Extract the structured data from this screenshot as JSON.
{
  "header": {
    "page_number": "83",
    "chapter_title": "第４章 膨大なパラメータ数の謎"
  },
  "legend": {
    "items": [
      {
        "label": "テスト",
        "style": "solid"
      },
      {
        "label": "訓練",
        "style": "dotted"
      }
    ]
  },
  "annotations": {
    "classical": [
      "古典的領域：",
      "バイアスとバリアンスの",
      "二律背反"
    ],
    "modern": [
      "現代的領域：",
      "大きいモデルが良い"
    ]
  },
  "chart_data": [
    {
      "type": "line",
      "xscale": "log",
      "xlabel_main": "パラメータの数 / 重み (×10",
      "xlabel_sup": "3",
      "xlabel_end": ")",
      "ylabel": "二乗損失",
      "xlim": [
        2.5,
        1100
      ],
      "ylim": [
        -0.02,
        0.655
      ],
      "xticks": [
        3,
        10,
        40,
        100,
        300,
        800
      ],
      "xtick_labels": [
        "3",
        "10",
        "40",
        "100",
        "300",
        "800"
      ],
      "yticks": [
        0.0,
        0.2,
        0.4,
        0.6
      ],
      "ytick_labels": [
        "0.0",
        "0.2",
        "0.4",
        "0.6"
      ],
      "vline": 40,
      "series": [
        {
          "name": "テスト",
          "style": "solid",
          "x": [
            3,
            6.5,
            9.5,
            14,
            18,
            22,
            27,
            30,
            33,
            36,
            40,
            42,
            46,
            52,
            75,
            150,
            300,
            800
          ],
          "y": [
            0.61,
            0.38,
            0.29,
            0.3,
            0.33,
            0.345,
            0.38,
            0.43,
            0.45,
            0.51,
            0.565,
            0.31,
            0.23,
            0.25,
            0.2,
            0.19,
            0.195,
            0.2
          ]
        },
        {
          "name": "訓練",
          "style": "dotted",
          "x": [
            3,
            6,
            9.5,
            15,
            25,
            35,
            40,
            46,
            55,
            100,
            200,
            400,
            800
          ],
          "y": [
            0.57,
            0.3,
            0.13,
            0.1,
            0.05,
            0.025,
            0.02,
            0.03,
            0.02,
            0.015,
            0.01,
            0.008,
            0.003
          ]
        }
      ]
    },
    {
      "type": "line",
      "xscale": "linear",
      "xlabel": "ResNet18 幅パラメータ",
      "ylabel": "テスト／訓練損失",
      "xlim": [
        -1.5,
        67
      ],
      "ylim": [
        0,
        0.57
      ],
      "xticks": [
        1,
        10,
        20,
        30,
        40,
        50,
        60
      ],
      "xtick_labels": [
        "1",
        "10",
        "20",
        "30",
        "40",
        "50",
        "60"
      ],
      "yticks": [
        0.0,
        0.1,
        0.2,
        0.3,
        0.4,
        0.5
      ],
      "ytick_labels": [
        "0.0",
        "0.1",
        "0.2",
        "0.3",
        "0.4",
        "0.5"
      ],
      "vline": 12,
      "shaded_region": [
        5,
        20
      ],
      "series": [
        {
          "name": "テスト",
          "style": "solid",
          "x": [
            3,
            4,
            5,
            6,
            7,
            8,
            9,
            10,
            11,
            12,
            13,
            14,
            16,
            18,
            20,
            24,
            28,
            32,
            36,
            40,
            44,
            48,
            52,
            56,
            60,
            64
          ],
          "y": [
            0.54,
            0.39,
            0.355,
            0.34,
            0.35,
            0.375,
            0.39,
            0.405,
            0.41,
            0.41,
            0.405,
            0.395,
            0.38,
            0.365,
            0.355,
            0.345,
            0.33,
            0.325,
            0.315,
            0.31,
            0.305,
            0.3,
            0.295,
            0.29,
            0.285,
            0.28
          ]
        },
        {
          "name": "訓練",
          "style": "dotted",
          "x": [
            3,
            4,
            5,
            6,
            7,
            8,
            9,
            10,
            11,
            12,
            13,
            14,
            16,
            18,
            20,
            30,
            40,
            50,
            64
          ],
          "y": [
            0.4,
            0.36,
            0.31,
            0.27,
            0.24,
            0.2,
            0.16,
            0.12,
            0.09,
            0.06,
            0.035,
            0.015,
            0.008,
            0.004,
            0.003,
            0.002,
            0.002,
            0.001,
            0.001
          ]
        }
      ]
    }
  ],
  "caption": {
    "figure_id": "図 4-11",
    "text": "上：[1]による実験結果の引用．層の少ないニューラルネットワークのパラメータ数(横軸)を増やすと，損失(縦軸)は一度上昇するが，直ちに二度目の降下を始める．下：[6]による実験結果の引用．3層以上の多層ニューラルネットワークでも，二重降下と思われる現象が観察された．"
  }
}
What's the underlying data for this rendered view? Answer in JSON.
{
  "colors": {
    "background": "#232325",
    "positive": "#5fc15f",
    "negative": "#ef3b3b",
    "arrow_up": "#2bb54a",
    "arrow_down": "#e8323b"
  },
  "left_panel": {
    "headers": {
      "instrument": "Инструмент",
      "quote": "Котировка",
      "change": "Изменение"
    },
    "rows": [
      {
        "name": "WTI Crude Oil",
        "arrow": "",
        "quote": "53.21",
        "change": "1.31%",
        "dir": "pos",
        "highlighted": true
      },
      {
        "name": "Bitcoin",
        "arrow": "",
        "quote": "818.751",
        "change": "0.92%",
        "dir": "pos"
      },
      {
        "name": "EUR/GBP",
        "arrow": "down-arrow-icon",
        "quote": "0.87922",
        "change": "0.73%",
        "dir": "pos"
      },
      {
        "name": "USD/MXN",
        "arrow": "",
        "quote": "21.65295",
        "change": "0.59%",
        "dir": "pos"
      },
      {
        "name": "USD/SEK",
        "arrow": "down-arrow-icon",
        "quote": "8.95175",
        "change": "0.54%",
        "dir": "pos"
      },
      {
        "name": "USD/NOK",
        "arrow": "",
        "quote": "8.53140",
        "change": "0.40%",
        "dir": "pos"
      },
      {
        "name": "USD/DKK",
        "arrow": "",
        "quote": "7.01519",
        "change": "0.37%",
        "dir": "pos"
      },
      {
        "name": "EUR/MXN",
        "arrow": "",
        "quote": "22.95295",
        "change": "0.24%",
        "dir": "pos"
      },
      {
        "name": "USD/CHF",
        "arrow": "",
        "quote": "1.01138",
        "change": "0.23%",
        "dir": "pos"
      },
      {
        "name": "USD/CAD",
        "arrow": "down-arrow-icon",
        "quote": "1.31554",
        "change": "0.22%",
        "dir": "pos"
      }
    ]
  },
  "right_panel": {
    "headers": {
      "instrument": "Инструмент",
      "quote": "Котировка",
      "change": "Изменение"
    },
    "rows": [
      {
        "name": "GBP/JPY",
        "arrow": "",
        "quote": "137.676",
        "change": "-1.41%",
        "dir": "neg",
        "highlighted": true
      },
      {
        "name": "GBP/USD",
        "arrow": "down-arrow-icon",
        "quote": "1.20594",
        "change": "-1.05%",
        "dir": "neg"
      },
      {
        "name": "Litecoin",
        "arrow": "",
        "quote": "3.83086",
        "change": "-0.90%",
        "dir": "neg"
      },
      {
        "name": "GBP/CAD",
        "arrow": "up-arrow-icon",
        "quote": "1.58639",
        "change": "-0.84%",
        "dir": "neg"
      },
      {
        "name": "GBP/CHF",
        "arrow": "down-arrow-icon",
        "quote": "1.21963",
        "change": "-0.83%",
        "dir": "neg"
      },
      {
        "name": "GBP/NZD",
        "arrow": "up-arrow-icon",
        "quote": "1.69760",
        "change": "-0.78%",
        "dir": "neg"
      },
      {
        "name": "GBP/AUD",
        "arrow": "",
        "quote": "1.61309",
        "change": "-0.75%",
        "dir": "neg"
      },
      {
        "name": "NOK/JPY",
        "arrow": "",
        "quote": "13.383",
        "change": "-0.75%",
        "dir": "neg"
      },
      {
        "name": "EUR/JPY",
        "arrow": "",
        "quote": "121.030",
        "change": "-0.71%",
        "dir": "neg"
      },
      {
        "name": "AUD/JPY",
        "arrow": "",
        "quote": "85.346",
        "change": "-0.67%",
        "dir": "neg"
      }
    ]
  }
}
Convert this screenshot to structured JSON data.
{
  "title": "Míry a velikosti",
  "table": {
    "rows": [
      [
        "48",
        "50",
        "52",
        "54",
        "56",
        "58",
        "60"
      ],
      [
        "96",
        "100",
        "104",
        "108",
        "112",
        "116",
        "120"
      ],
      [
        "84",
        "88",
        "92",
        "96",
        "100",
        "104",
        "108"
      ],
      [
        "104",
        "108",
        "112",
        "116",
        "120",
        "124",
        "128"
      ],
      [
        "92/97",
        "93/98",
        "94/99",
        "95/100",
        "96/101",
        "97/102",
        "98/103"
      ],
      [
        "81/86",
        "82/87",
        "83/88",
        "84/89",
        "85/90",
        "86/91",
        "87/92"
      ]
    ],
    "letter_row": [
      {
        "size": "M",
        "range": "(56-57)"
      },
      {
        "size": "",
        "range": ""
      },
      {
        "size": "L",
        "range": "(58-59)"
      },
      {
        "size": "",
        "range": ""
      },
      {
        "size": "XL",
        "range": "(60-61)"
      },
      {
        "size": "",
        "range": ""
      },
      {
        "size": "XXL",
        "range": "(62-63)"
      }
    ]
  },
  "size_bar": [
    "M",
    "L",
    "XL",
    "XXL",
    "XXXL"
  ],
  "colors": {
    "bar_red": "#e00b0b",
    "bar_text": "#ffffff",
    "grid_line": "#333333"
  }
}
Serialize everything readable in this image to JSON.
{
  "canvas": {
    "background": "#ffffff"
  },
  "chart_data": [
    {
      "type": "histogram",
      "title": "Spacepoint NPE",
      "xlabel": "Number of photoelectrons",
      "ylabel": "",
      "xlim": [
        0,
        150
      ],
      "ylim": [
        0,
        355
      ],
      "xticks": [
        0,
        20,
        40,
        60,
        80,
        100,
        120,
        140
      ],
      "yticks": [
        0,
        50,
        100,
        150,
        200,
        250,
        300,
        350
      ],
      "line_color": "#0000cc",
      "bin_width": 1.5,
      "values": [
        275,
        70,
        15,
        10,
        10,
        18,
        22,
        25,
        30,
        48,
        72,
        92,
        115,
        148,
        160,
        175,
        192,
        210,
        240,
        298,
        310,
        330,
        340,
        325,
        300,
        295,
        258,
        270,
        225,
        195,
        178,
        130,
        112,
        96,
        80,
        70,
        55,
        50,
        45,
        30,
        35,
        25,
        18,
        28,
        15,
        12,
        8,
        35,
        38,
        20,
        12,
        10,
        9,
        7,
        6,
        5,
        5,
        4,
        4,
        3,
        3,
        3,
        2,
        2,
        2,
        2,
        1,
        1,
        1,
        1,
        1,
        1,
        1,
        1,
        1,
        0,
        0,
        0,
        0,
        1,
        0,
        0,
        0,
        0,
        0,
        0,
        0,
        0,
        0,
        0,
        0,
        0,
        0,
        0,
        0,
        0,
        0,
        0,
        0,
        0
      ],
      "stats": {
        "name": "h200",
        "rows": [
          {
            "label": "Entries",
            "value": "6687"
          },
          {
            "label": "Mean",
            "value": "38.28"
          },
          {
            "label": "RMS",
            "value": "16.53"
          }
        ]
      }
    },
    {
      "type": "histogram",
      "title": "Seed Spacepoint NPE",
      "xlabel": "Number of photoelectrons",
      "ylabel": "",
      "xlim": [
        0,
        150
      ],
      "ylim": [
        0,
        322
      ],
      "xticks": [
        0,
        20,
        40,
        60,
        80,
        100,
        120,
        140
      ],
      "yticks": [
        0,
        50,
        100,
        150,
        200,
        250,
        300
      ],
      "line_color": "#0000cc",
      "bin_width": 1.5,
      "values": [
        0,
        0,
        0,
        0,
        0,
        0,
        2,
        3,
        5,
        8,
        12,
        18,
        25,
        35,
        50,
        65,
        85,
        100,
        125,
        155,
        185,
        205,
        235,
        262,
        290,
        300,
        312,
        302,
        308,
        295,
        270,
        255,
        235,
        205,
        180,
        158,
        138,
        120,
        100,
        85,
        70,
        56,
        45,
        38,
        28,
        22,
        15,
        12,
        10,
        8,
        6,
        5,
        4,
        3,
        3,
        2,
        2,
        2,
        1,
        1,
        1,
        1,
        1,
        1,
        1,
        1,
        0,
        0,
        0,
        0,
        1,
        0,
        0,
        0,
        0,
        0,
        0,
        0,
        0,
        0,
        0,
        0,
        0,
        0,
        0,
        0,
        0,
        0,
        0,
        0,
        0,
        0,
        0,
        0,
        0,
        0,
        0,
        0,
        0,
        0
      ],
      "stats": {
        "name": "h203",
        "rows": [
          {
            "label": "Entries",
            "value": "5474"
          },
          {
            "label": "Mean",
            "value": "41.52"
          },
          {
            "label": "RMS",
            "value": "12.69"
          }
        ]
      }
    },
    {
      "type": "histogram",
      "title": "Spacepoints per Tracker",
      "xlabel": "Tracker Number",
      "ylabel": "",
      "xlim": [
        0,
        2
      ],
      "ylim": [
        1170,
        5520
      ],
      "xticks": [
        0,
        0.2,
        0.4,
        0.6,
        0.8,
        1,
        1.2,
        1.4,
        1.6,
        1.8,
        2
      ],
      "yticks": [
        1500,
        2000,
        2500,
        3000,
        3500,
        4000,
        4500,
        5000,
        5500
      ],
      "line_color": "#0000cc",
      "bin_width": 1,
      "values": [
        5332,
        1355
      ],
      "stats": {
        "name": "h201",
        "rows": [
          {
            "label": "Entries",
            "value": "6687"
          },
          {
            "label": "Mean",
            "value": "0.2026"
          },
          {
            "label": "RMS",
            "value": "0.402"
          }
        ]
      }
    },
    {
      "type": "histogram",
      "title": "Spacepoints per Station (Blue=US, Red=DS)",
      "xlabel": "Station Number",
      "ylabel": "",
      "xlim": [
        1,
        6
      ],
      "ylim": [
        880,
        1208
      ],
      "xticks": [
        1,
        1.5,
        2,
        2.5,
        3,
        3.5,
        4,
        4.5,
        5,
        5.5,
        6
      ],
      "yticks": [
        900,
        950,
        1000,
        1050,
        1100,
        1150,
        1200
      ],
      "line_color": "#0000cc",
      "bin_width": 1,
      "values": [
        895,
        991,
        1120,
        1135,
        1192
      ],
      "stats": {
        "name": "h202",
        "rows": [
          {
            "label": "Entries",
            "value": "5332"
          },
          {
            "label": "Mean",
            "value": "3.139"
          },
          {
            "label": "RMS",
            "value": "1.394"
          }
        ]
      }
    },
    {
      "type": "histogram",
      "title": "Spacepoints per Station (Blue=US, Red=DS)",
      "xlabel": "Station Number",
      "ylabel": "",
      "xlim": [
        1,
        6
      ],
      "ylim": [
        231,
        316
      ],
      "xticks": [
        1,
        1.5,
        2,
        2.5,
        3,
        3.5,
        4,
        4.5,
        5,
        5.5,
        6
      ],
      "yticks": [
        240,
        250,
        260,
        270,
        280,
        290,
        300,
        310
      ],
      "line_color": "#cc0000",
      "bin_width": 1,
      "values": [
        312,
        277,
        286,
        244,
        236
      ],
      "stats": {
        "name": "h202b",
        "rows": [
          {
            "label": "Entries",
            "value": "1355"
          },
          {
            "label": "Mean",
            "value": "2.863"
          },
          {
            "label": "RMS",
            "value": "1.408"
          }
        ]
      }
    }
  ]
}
____
Among the records above, how many lines carry the string "range"? Reply with the number alone.

• **SOLUTION FOR THIS PROBLEM**: 7